_Text segment_.
§ §

In the digital age, the advancement of technology has enabled data collection at an unprecedented pace including the collection of a variety of dynamic data over time. Such dynamic data potentially holds the key to unlock many mysteries in science, such as how genes interact with each other in the developments of Drosophila and Human alike. However, dynamic data is notoriously challenging to analyze due to its changing nature as well as its massive data size. The PI plans to enhance the modeling toolbox for dynamic data by designing scalable parallel algorithms that aim at both high prediction accuracy and high interpretability through decision-tree based methods. Their applications range across many fields including computational biology and precision medicine. During the course of the proposed research, graduate students will receive training in domain-driven data science and open-source software development. Further dissemination of the proposed research will be through an upcoming book, undergraduate- and graduate-level courses, and presentations at workshops and conferences.

§ §

_What this exercise asks_.
- A) In the abstract on dynamic data above, which methods does the PI plan to base the parallel algorithms on?
- B) Extend the abstract on modeling dynamic data from where it stops.

§ §

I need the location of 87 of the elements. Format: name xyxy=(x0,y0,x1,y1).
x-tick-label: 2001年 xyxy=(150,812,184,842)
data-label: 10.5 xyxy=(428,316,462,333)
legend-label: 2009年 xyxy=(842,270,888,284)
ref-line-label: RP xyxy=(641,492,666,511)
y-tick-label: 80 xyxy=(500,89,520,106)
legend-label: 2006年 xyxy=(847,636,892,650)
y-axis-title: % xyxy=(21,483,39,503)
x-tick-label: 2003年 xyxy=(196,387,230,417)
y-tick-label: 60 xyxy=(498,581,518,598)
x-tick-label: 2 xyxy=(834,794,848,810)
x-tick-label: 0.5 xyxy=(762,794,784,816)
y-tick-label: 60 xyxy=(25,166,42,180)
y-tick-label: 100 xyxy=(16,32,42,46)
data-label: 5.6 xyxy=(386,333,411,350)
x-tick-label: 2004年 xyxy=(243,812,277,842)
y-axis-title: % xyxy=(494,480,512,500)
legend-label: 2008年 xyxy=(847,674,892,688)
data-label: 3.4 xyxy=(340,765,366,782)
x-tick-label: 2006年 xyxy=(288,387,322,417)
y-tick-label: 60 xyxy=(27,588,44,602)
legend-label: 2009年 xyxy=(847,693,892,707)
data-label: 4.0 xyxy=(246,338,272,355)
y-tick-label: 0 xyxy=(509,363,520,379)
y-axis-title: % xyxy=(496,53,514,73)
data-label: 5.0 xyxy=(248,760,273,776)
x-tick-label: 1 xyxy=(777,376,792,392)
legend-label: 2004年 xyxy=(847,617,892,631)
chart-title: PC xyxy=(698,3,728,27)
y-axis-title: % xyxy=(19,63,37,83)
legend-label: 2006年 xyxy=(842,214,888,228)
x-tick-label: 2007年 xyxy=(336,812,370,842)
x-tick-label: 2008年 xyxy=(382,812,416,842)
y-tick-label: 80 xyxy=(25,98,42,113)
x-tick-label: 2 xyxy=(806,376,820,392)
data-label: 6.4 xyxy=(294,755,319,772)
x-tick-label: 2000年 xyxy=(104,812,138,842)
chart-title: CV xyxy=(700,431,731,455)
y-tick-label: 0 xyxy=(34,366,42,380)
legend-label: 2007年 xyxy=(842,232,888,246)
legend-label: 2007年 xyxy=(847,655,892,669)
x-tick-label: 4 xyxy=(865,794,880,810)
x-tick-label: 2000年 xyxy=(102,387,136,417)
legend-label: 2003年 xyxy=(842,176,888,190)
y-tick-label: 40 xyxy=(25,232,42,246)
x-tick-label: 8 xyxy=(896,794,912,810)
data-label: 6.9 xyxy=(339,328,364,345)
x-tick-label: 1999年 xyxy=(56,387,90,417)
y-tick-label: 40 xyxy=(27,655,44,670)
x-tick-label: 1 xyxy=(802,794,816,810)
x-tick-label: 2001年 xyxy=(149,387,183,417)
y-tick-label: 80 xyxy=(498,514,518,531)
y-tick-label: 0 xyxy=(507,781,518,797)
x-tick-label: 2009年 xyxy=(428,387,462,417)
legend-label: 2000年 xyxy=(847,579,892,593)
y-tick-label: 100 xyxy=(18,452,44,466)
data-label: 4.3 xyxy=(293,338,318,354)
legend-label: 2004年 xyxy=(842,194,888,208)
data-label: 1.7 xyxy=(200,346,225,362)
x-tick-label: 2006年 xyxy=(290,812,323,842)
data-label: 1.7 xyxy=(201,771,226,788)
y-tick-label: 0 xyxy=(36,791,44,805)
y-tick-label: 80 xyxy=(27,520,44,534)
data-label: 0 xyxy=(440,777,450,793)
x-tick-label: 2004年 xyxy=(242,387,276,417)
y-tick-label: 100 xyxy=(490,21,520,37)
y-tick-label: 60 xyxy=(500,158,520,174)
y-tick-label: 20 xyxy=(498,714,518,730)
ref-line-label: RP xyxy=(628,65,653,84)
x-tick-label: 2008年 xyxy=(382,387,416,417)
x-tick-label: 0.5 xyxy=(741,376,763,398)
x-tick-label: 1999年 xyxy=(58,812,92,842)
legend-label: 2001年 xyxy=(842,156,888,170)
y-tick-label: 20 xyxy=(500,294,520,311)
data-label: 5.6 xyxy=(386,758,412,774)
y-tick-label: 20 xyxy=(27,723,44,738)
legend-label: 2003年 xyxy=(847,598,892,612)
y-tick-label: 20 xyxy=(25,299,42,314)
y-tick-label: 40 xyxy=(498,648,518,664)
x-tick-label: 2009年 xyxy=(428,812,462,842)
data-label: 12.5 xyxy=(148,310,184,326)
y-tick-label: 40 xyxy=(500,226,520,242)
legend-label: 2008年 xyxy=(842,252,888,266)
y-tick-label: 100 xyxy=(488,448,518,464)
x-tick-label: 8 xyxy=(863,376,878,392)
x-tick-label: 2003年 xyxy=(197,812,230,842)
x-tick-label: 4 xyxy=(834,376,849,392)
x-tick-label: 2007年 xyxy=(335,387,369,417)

§ §

_Answers to each task_.
- A) Decision-tree based methods.

- B)
The high-volume dynamic data poses challenges to the model training process because the underlying data distribution is varying with time. Algorithms or models have to adapt to the changing dynamic as well as their interpretations. Among statistics and machine learning methods, decision-tree based ensembles are especially favorable for dealing with a large volume of dynamic data because tree ensembles can capture flexible non-linear relationships in the data and are easily interpretable for people to extract useful narratives and information. PI?s prior work, such as iterative Random Forests (iRF) and signed iterative Random Forests (siRF), identifies stable and high-order biomolecule interactions that explain its high predictive accuracy but it only focuses on cross-sectional data at a fixed time point. The proposed research will build on the iRF and siRF algorithms to develop enhanced Random Forest and iRF algorithms for modeling high-volume and dynamic data with interpretable high-order feature interactions. The PI will 1) develop a communication-efficient parallel RF training algorithm (pRF) that can efficiently take advantage of a large number of machines. 2) propose a novel method that discovers feature interactions in the dynamic data with the presence of concept drift: dynamic iterative Random Forests (diRF). 3) carry out a theoretical analysis of pRF and diRF algorithm under time-varying change-detection models where local stationarity conditions are satisfied.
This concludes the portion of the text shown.